**OBJECTIVE**
Figure out how many lines of the material below contain the word "page". Answer with the number only.
########
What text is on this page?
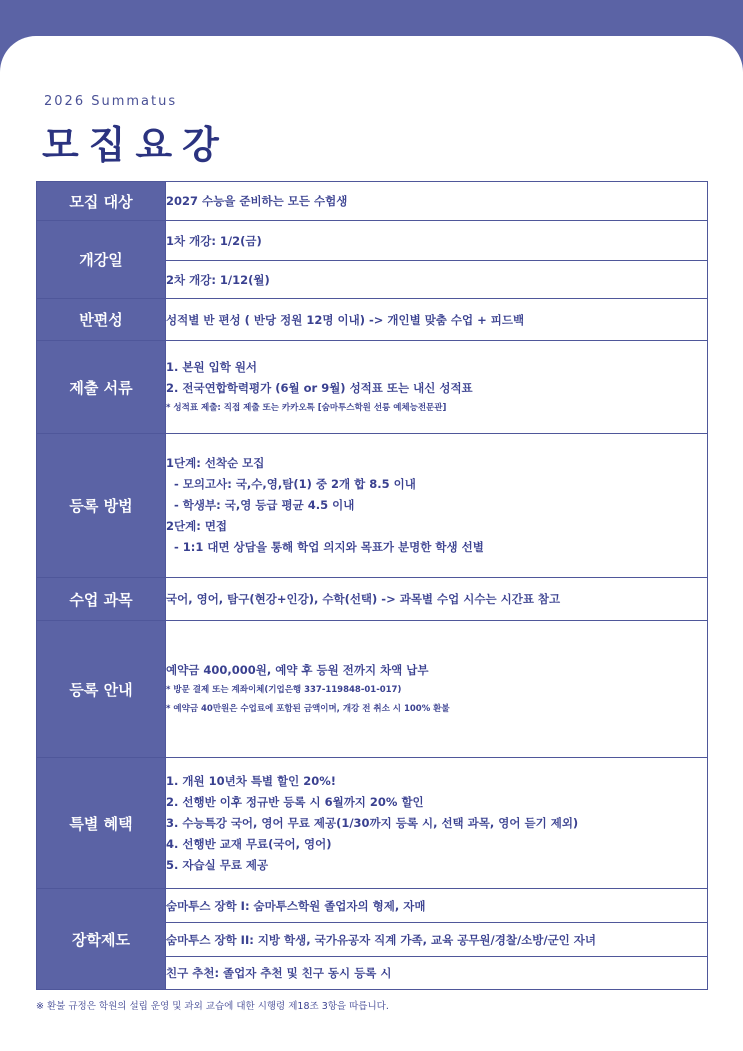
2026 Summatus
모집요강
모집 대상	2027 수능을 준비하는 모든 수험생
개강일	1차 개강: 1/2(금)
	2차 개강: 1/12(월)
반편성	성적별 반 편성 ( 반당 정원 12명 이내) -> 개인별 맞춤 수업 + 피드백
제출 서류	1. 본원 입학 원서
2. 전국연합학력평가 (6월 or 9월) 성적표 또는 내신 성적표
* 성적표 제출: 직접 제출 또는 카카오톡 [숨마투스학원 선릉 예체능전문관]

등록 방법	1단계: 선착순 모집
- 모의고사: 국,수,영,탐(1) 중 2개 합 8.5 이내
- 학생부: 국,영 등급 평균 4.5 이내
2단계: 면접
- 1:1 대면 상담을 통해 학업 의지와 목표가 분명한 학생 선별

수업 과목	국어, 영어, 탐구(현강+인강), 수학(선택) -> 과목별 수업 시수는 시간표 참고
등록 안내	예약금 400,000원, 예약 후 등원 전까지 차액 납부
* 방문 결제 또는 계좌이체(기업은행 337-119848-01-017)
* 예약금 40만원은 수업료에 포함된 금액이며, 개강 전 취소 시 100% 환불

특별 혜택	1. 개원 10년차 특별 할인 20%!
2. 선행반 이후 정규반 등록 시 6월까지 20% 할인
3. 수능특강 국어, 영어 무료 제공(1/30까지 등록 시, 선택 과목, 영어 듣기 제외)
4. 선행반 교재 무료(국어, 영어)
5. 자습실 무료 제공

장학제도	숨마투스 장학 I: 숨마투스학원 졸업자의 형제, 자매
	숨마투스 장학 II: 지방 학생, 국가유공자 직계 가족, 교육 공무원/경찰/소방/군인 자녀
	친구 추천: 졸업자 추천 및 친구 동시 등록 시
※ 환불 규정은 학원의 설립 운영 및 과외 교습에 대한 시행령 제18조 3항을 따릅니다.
########
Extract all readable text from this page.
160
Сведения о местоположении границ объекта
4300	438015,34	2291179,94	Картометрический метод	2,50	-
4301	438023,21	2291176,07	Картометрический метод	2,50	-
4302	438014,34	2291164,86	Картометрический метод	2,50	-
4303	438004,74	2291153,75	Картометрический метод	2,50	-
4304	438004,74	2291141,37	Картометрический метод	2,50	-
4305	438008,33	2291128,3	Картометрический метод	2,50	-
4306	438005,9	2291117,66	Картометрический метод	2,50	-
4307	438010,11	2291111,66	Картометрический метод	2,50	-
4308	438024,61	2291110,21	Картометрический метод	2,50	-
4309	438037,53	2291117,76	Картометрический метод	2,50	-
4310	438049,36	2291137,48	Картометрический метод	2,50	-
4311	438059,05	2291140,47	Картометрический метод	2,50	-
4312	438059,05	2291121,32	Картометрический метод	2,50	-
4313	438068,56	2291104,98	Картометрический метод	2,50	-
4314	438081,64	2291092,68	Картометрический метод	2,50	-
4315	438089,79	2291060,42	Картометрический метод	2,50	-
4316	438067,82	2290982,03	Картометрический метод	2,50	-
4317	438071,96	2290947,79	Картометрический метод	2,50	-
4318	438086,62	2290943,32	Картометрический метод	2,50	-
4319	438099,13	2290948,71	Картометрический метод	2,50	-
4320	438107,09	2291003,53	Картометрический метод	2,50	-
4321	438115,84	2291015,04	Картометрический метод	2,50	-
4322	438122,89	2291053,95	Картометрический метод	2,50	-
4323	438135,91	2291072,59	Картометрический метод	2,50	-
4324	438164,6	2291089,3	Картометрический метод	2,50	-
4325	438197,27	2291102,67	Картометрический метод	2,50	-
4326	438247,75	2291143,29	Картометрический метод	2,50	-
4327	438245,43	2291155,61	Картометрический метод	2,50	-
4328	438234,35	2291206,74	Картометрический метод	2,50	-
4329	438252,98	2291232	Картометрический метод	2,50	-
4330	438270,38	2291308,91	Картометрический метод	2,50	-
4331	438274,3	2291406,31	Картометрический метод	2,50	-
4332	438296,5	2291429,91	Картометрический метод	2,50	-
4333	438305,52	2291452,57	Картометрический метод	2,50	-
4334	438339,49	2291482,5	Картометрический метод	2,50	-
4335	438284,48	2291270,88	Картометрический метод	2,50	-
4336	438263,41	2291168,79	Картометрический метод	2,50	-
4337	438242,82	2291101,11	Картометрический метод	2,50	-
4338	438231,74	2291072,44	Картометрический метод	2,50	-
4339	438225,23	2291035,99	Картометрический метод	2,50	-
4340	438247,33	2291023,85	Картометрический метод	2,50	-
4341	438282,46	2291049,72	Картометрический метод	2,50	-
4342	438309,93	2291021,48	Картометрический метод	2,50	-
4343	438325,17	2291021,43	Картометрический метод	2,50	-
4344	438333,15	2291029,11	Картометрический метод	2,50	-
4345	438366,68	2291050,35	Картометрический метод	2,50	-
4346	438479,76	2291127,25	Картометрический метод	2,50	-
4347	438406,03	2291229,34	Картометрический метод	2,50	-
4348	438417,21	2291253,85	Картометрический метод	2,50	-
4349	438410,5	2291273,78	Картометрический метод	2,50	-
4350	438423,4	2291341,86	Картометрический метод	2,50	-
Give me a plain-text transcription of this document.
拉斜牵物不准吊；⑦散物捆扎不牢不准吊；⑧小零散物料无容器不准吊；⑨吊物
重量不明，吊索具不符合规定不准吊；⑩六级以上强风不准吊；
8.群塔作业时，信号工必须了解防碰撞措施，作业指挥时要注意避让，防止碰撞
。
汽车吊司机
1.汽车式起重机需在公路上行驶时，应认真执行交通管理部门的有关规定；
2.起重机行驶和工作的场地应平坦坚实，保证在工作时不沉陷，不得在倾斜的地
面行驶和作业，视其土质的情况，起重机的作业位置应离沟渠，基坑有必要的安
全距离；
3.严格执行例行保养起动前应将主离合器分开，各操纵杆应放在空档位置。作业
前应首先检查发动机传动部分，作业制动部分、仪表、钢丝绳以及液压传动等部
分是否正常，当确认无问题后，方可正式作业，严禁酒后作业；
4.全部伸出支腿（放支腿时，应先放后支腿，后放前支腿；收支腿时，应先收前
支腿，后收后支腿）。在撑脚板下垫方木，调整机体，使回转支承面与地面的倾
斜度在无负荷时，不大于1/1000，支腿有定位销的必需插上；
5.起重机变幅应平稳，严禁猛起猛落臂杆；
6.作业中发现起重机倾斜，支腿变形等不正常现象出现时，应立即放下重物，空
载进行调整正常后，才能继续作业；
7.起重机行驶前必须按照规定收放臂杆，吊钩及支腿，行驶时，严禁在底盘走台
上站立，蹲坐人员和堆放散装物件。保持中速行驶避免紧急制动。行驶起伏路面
########
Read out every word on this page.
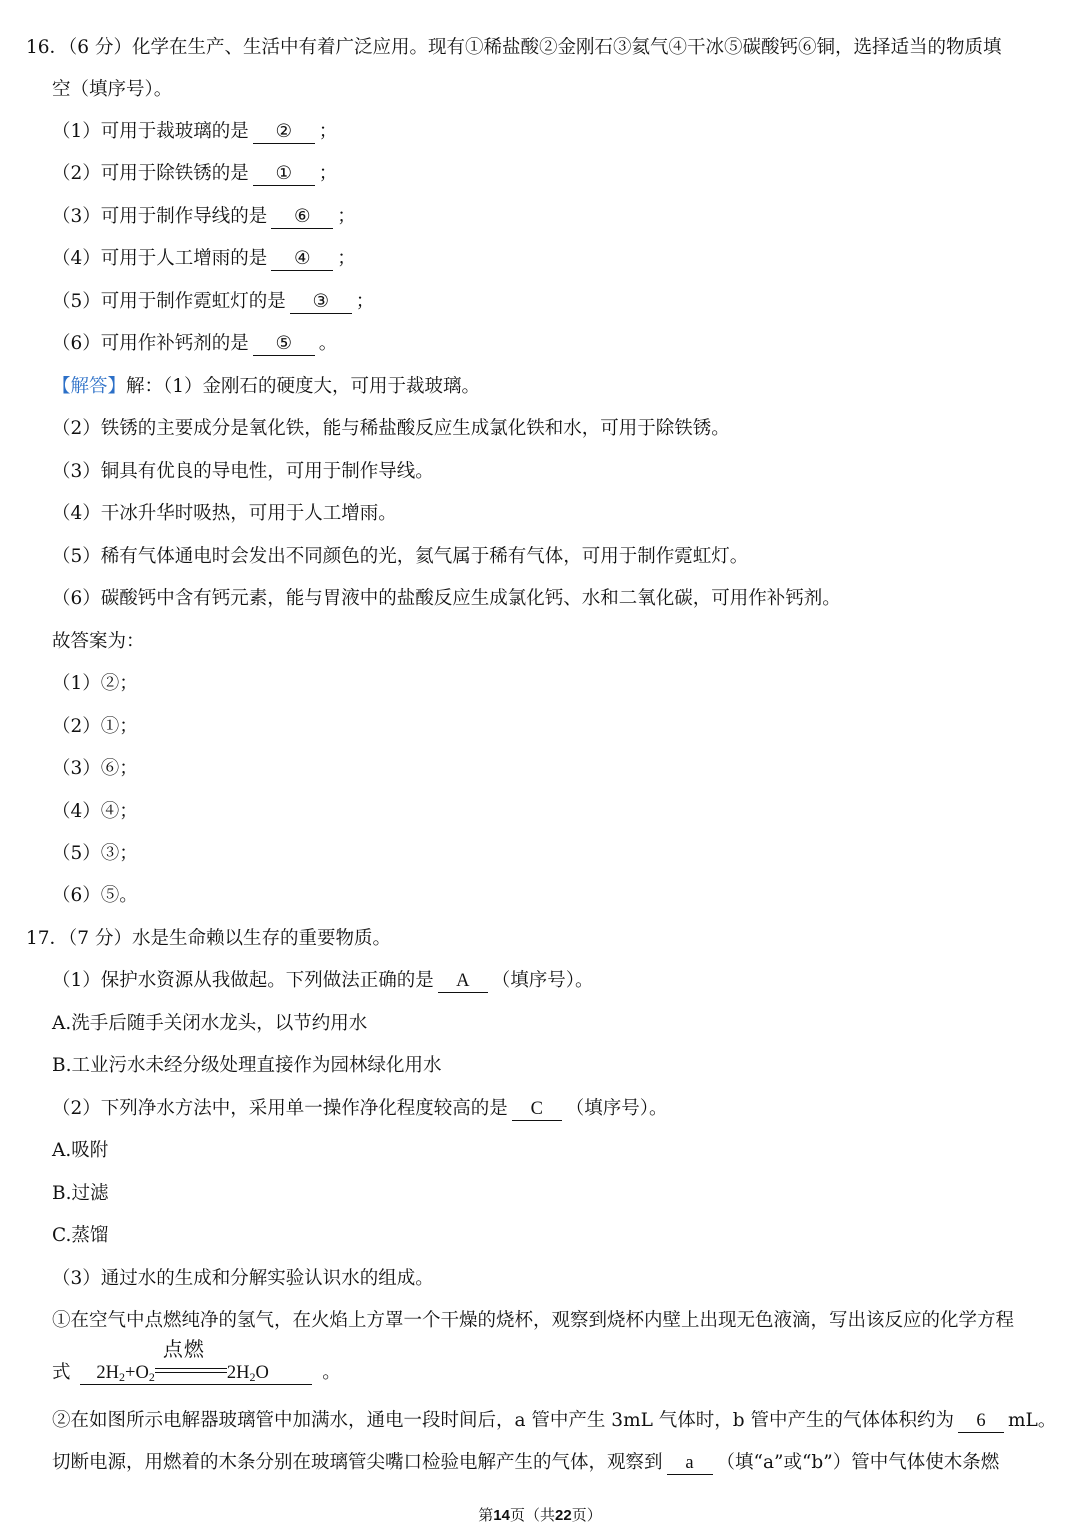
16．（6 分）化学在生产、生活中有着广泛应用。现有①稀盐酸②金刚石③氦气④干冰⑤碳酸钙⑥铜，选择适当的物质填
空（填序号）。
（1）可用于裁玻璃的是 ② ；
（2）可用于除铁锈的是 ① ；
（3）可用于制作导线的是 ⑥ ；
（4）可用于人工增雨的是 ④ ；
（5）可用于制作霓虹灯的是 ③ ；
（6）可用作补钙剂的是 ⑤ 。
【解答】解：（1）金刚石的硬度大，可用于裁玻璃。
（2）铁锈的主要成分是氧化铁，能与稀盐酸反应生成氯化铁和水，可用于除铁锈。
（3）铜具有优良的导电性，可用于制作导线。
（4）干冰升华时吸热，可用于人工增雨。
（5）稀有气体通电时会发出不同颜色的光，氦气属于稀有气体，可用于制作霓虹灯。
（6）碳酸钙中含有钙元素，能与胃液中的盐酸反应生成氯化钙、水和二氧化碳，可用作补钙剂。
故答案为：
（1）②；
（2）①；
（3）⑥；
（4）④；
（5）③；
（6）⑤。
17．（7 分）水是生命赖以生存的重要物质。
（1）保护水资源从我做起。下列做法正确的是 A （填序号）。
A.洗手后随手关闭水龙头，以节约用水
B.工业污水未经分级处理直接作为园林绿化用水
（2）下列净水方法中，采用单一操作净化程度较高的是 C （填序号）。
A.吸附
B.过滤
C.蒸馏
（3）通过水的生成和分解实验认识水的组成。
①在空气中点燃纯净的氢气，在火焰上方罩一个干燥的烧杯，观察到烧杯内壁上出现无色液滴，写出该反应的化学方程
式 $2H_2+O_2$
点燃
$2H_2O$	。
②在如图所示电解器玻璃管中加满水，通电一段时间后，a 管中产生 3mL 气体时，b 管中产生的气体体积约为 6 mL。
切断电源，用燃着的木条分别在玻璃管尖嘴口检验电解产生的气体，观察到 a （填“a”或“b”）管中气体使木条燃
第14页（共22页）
########
**ANSWER IN FULL**
3